### DIRECTION 1
Repeat word for word the part of the passage on instantiating a fifo that lies between "Now the compiler" and "the begin statement.", inclusive.

### SELECTION
Lines 40-52 are the internal signals and it is these we will be using for testing. Note there is a signal for every input/output port in the component under test.

Instantiating a fifo

Now the compiler knows about the device, including any generics, inputs and outputs, so we can now instantiate any number of these fifo components in our testbench. You can think of this as equivalent to placing a component on a schematic. Each component that you place is a unique instance (consuming logic gates) with it’s own inputs, outputs and generic properties. I am only going to instantiate one instance for the purposes of this exercise. You do this after the begin statement.

The general form is as follows:

<instance_name> : <component_name> 
	generic map
	(
		<name> => <value>,
		...
	)
	port map 
	(
		<formal_input> => <expression>,
		<formal_output> => <signal>,
		<formal_inout> => <signal>,
		...
	);

Instance name is the identifier for each instance. In a schematic you would conventionally write U1 for component 1, U2 for component 2 etc.. In this example, I’ve simply called the instance fifo. The component name is scfifo which must be the same as the component entity name.

### RECORDED DATA
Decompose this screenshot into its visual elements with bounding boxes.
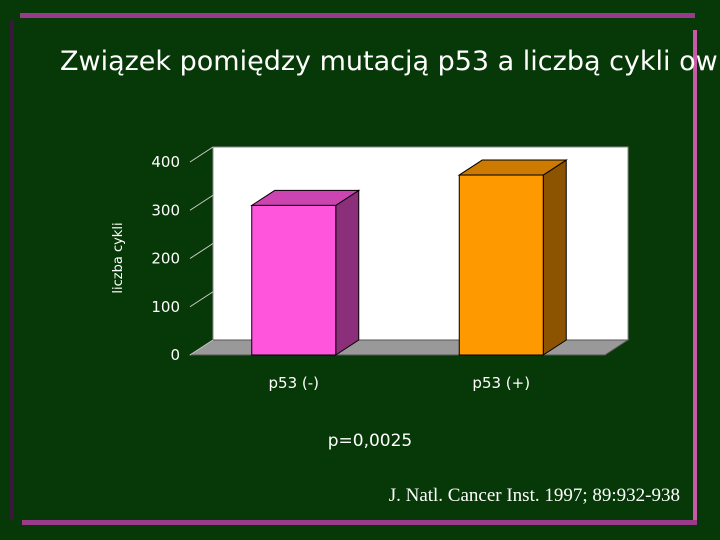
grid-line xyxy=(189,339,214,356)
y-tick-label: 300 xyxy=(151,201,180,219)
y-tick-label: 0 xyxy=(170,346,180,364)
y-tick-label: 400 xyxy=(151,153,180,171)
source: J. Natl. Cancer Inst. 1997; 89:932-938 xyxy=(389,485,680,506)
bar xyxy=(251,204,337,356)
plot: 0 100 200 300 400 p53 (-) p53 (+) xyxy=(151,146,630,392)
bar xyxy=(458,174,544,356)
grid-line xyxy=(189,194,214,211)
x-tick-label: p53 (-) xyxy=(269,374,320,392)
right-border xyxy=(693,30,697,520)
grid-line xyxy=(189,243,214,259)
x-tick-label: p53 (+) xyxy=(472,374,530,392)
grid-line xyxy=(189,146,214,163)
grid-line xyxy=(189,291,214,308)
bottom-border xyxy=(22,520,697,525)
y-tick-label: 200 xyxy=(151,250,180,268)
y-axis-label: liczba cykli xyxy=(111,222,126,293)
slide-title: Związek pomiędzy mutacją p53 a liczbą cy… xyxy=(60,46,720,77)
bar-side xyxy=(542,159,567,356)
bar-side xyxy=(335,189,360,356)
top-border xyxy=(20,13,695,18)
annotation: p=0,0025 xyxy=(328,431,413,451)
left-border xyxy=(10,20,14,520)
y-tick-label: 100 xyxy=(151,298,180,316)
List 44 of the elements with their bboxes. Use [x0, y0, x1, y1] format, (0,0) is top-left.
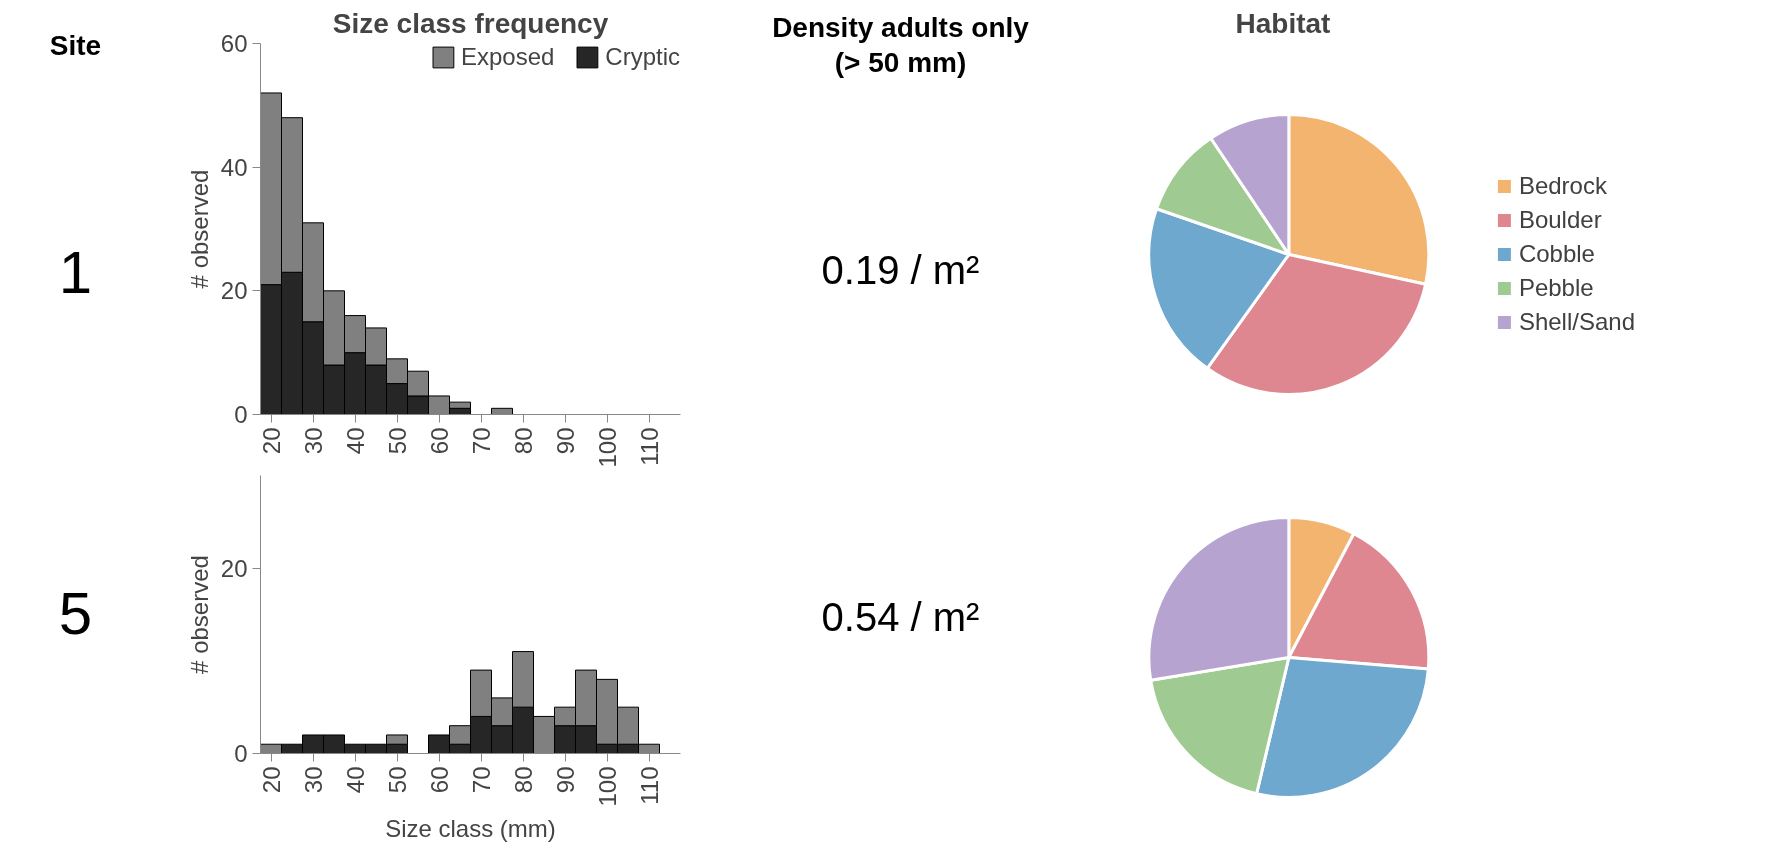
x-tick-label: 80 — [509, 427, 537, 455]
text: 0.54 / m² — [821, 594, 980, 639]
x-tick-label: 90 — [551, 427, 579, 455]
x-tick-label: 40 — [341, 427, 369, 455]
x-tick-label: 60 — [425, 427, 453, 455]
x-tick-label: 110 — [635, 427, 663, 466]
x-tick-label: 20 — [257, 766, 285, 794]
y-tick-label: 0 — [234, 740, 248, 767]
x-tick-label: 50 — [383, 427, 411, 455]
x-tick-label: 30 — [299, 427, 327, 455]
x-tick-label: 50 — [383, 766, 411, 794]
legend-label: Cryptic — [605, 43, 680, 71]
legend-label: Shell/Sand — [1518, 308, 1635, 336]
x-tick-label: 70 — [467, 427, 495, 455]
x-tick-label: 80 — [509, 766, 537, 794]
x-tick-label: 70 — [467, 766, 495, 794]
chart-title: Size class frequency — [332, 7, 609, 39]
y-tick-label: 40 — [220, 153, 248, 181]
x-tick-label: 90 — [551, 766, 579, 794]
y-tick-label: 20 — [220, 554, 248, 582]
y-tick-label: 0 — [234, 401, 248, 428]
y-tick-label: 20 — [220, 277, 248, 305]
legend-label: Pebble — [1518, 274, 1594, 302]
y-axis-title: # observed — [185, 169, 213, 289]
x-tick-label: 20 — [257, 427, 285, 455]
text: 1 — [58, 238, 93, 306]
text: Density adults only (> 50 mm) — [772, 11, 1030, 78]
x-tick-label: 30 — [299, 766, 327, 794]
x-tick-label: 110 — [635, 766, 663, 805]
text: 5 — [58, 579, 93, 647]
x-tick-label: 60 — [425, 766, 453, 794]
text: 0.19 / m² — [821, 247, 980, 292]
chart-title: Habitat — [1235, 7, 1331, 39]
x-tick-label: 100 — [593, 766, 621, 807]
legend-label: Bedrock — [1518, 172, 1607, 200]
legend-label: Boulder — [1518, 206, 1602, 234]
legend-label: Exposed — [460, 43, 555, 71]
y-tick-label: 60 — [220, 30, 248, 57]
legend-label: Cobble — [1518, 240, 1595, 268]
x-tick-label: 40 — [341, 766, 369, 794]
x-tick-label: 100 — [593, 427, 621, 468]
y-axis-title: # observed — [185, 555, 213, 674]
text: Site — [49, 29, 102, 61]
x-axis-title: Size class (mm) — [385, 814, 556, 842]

--

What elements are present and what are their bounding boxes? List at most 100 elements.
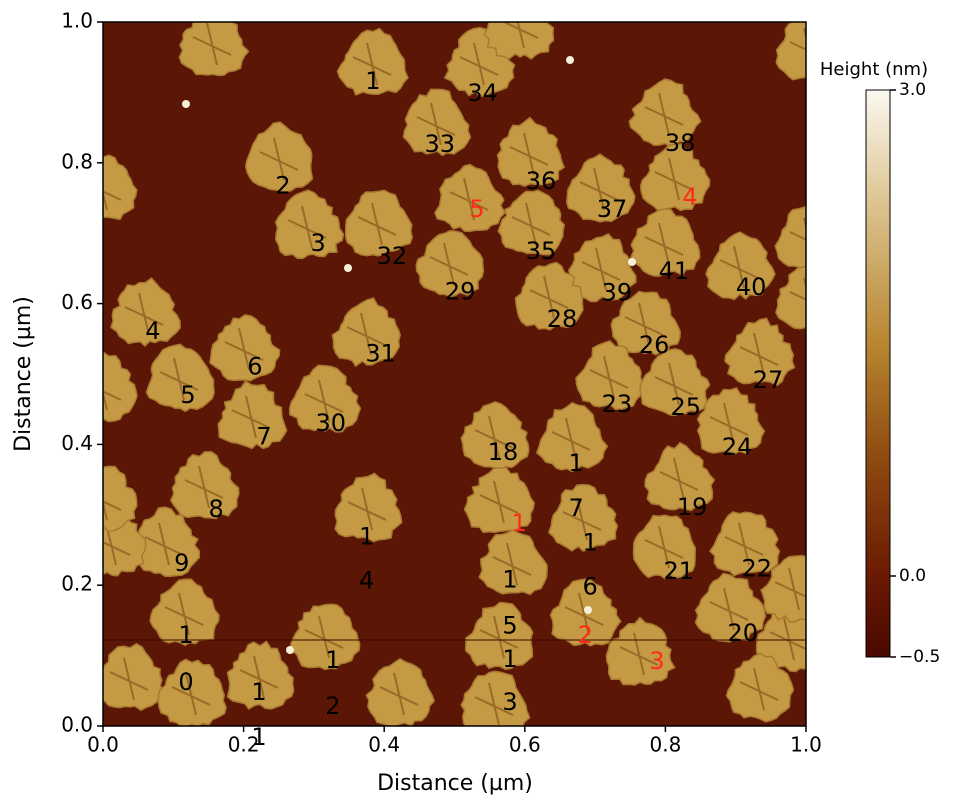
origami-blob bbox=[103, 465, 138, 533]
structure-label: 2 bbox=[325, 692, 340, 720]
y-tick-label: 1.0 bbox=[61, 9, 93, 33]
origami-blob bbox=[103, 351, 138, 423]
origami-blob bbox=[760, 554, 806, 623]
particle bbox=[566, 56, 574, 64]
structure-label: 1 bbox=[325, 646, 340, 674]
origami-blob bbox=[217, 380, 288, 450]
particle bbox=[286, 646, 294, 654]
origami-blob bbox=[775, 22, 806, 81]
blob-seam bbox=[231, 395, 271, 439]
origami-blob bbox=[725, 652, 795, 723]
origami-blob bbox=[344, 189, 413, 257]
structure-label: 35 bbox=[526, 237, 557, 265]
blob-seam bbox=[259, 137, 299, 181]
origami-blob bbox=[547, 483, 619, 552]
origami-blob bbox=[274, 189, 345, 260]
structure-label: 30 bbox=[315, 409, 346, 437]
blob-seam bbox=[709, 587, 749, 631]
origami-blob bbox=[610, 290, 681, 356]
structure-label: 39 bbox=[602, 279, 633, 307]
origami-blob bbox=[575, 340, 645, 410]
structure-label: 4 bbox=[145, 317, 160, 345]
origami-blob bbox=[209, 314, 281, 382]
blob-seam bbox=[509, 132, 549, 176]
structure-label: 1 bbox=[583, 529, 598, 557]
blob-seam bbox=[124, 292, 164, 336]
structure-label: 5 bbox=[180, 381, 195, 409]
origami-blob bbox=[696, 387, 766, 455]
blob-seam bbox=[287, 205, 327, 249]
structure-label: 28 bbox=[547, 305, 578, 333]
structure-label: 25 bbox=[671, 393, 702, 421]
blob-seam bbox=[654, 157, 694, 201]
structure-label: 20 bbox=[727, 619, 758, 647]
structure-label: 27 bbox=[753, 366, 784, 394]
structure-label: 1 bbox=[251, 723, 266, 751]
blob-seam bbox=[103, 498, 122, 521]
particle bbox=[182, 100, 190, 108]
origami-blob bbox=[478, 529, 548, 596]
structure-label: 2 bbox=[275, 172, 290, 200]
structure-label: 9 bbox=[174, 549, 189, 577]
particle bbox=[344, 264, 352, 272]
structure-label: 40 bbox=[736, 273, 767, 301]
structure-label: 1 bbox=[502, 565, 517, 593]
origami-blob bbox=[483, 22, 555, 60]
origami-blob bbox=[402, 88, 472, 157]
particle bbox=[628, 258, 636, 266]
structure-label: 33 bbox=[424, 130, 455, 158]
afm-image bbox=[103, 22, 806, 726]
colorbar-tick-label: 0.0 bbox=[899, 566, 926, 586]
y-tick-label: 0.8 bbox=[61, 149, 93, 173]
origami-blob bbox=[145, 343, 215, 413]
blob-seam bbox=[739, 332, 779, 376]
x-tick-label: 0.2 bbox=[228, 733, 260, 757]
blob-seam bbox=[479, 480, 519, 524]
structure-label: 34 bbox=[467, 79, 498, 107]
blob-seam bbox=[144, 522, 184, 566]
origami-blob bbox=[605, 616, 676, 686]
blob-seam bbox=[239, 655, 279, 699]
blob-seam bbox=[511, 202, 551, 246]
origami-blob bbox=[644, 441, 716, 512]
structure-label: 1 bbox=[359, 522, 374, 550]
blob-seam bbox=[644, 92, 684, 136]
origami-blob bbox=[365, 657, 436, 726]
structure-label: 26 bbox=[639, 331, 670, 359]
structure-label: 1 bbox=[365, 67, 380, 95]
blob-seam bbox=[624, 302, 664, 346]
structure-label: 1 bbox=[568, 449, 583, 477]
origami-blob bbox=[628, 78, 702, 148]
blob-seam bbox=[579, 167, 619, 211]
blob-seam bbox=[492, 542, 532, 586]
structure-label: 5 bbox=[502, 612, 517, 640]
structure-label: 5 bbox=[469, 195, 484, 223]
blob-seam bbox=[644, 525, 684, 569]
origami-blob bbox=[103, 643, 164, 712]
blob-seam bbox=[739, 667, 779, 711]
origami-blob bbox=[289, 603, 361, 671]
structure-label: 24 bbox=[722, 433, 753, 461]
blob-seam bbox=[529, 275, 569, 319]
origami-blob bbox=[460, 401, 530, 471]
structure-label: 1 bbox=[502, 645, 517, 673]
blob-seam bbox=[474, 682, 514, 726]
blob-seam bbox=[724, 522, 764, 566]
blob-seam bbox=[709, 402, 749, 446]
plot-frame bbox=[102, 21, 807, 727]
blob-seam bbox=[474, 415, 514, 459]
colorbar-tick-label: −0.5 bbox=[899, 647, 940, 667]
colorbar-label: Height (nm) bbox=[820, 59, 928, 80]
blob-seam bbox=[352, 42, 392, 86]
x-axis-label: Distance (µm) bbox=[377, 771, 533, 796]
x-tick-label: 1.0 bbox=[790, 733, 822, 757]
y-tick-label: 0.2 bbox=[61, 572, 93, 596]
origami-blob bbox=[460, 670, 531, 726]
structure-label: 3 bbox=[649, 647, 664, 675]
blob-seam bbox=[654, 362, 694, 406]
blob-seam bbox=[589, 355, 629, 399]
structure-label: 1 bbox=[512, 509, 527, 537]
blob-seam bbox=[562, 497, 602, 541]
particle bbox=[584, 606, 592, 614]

### DIRECTION 2
Reproduce the rows between the lines holding "origami-blob bbox=[103, 465, 138, 533]" and "origami-blob bbox=[344, 189, 413, 257]", inclusive, with no changes.

### TASK ANSWER 1
Now the compiler knows about the device, including any generics, inputs and outputs, so we can now instantiate any number of these fifo components in our testbench. You can think of this as equivalent to placing a component on a schematic. Each component that you place is a unique instance (consuming logic gates) with it’s own inputs, outputs and generic properties. I am only going to instantiate one instance for the purposes of this exercise. You do this after the begin statement.

### TASK ANSWER 2
origami-blob bbox=[103, 465, 138, 533]
structure-label: 2 bbox=[325, 692, 340, 720]
y-tick-label: 1.0 bbox=[61, 9, 93, 33]
origami-blob bbox=[103, 351, 138, 423]
origami-blob bbox=[760, 554, 806, 623]
particle bbox=[566, 56, 574, 64]
structure-label: 1 bbox=[325, 646, 340, 674]
origami-blob bbox=[217, 380, 288, 450]
particle bbox=[286, 646, 294, 654]
origami-blob bbox=[775, 22, 806, 81]
blob-seam bbox=[231, 395, 271, 439]
origami-blob bbox=[725, 652, 795, 723]
origami-blob bbox=[344, 189, 413, 257]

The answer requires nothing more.